Continue the passage about Lynn Susholtz's ART Produce Gallery and its Orchid award, picking up after its final sentence.

*Selected extract*.
=-=-=-=-=

Susholtz, who owns and helped design ART Produce Gallery, has been active in the North Park community for more than 20 years. This is her fourth Orchid award. “I’m very happy the jury recognized the gallery,” she told Uptown News. “It was designed to bring a sense of vitality to the neighborhood, and to generate public discourse … something that public art is supposed to do. I love that people who may not have ever been to a gallery or museum can see art in their own neighborhood on their way to a store or the bus stop.”
The O&O jury stated that “owner/artist Lynn Susholtz and ART Produce made crucial contributions to the visual and social quality of life in the North Park neighborhood. It does much more than a sculpture sitting in the middle of a plaza … It’s a provocation: to think about art in the community.”

=-=-=-=-=

*Data section*.
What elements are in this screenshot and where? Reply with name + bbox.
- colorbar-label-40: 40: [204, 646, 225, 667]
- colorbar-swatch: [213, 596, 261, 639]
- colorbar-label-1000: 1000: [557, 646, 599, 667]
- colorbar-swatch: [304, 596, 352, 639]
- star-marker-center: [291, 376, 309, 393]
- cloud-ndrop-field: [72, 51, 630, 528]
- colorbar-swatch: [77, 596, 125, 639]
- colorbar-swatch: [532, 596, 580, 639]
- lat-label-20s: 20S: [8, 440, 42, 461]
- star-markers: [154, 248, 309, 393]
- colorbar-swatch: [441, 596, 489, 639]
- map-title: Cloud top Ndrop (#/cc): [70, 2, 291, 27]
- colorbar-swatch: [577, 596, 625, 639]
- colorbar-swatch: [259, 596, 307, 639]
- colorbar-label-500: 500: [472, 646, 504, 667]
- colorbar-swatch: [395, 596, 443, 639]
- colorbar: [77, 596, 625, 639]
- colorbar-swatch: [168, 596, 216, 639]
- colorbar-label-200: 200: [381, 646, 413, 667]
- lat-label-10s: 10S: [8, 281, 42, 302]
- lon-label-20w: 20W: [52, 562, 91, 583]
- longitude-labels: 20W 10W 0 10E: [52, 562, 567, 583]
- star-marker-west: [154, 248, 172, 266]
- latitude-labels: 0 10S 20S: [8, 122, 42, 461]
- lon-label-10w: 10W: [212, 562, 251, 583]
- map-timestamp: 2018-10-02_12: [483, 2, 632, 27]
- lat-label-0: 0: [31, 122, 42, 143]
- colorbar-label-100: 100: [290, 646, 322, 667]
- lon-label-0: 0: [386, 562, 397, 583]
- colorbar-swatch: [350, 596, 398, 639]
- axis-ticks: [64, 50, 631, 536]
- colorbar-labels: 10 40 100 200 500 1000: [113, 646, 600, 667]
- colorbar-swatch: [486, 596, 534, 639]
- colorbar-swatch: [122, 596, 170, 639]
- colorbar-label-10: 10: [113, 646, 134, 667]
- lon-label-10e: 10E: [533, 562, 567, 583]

=-=-=-=-=

*Reply to the exercise*.
Elizabeth Studebaker, Executive Director of North Park Main Street, concurs. “The gallery is widely considered one of North Park’s most respected gallery spaces. Lynn has raised the bar in this community by aggressively showcasing local artists. She has developed a space that encourages public access to art, where discourse and debate happen 24 hours a day. Lynn and ART Produce are two of North Park’s most valuable treasures.
Uptown Onions of a different kind
While Parks both South and North garnered Orchids, Hillcrest got smacked with two Onion awards. One for the planning process for the Uptown Interim Height Ordinance (IHO), and the other for an architectural opportunity missed with the 18-unit multi-family housing project set, appropriately, on Albatross Avenue.
Uptown Interim Height Ordinance (IHO): Onion Award for Planning Policies
According to the jury notes, even the judges had mixed emotions and opinions about the temporary ordinance to cap buildings in Hillcrest at 50 feet. And certainly most community activists and leaders involved in the community planning process took issue with the award, thinking it was more orchid than onion.
The folks who think the IHO is an example of the worst sort of planning are sore that it damages the 20-year old Uptown Community Plan, which embraced smart growth and the City of Villages Framework Plan. They suggest that the IHO will plant five-story monotonous stucco boxes where elegant towers should grow.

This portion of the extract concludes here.